- Written problem -
Write out each line that follows exactly as it stands, without the pictures.

- Supplied material -
────────────────────
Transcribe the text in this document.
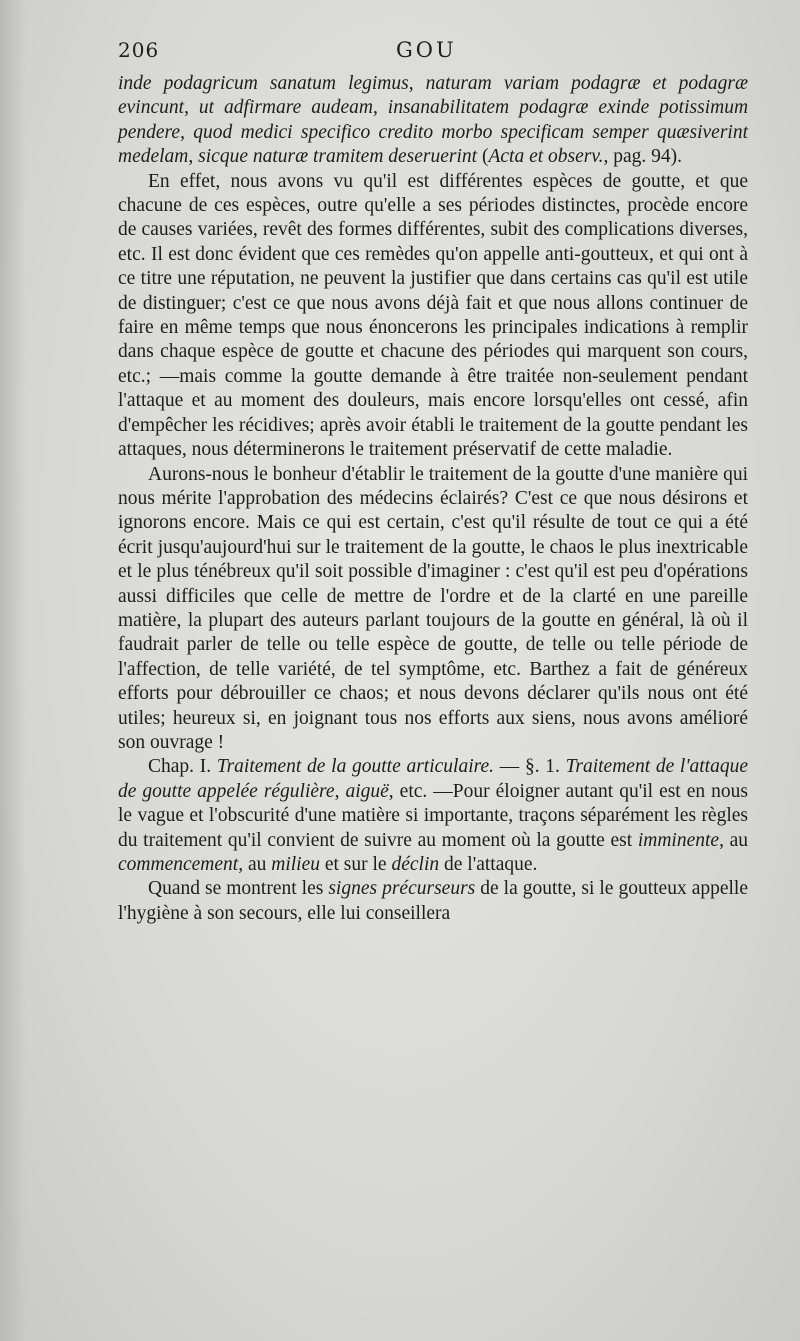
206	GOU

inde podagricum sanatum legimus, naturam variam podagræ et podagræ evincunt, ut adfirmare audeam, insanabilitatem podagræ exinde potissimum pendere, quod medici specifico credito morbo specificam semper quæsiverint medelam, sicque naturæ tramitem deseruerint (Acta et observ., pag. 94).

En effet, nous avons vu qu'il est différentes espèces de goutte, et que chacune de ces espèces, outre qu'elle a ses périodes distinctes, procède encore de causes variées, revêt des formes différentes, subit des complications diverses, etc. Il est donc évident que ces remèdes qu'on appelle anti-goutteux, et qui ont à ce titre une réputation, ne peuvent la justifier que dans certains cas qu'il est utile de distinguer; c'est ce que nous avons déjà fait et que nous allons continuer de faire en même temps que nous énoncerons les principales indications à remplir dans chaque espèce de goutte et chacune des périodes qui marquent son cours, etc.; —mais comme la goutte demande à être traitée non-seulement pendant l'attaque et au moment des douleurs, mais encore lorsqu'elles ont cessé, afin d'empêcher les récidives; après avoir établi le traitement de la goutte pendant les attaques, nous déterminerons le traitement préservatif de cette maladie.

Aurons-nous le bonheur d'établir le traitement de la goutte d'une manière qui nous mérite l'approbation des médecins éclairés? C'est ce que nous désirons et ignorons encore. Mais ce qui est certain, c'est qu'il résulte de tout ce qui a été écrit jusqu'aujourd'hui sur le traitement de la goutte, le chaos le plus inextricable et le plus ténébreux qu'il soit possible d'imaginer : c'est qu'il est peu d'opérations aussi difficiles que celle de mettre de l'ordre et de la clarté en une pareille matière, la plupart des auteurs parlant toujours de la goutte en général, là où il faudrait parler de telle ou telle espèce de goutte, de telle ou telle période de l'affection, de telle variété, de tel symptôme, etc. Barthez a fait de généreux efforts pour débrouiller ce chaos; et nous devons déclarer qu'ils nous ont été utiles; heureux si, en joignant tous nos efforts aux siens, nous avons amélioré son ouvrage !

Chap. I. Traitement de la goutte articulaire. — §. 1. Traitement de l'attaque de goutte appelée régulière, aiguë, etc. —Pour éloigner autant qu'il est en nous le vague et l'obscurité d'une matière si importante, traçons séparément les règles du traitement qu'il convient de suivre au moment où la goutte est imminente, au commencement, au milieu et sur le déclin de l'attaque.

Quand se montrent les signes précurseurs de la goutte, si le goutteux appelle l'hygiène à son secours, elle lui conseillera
────────────────────
- Correct response -
Transcribe the text in this document.
206	GOU

inde podagricum sanatum legimus, naturam variam podagræ et podagræ evincunt, ut adfirmare audeam, insanabilitatem podagræ exinde potissimum pendere, quod medici specifico credito morbo specificam semper quæsiverint medelam, sicque naturæ tramitem deseruerint (Acta et observ., pag. 94).

En effet, nous avons vu qu'il est différentes espèces de goutte, et que chacune de ces espèces, outre qu'elle a ses périodes distinctes, procède encore de causes variées, revêt des formes différentes, subit des complications diverses, etc. Il est donc évident que ces remèdes qu'on appelle anti-goutteux, et qui ont à ce titre une réputation, ne peuvent la justifier que dans certains cas qu'il est utile de distinguer; c'est ce que nous avons déjà fait et que nous allons continuer de faire en même temps que nous énoncerons les principales indications à remplir dans chaque espèce de goutte et chacune des périodes qui marquent son cours, etc.; —mais comme la goutte demande à être traitée non-seulement pendant l'attaque et au moment des douleurs, mais encore lorsqu'elles ont cessé, afin d'empêcher les récidives; après avoir établi le traitement de la goutte pendant les attaques, nous déterminerons le traitement préservatif de cette maladie.

Aurons-nous le bonheur d'établir le traitement de la goutte d'une manière qui nous mérite l'approbation des médecins éclairés? C'est ce que nous désirons et ignorons encore. Mais ce qui est certain, c'est qu'il résulte de tout ce qui a été écrit jusqu'aujourd'hui sur le traitement de la goutte, le chaos le plus inextricable et le plus ténébreux qu'il soit possible d'imaginer : c'est qu'il est peu d'opérations aussi difficiles que celle de mettre de l'ordre et de la clarté en une pareille matière, la plupart des auteurs parlant toujours de la goutte en général, là où il faudrait parler de telle ou telle espèce de goutte, de telle ou telle période de l'affection, de telle variété, de tel symptôme, etc. Barthez a fait de généreux efforts pour débrouiller ce chaos; et nous devons déclarer qu'ils nous ont été utiles; heureux si, en joignant tous nos efforts aux siens, nous avons amélioré son ouvrage !

Chap. I. Traitement de la goutte articulaire. — §. 1. Traitement de l'attaque de goutte appelée régulière, aiguë, etc. —Pour éloigner autant qu'il est en nous le vague et l'obscurité d'une matière si importante, traçons séparément les règles du traitement qu'il convient de suivre au moment où la goutte est imminente, au commencement, au milieu et sur le déclin de l'attaque.

Quand se montrent les signes précurseurs de la goutte, si le goutteux appelle l'hygiène à son secours, elle lui conseillera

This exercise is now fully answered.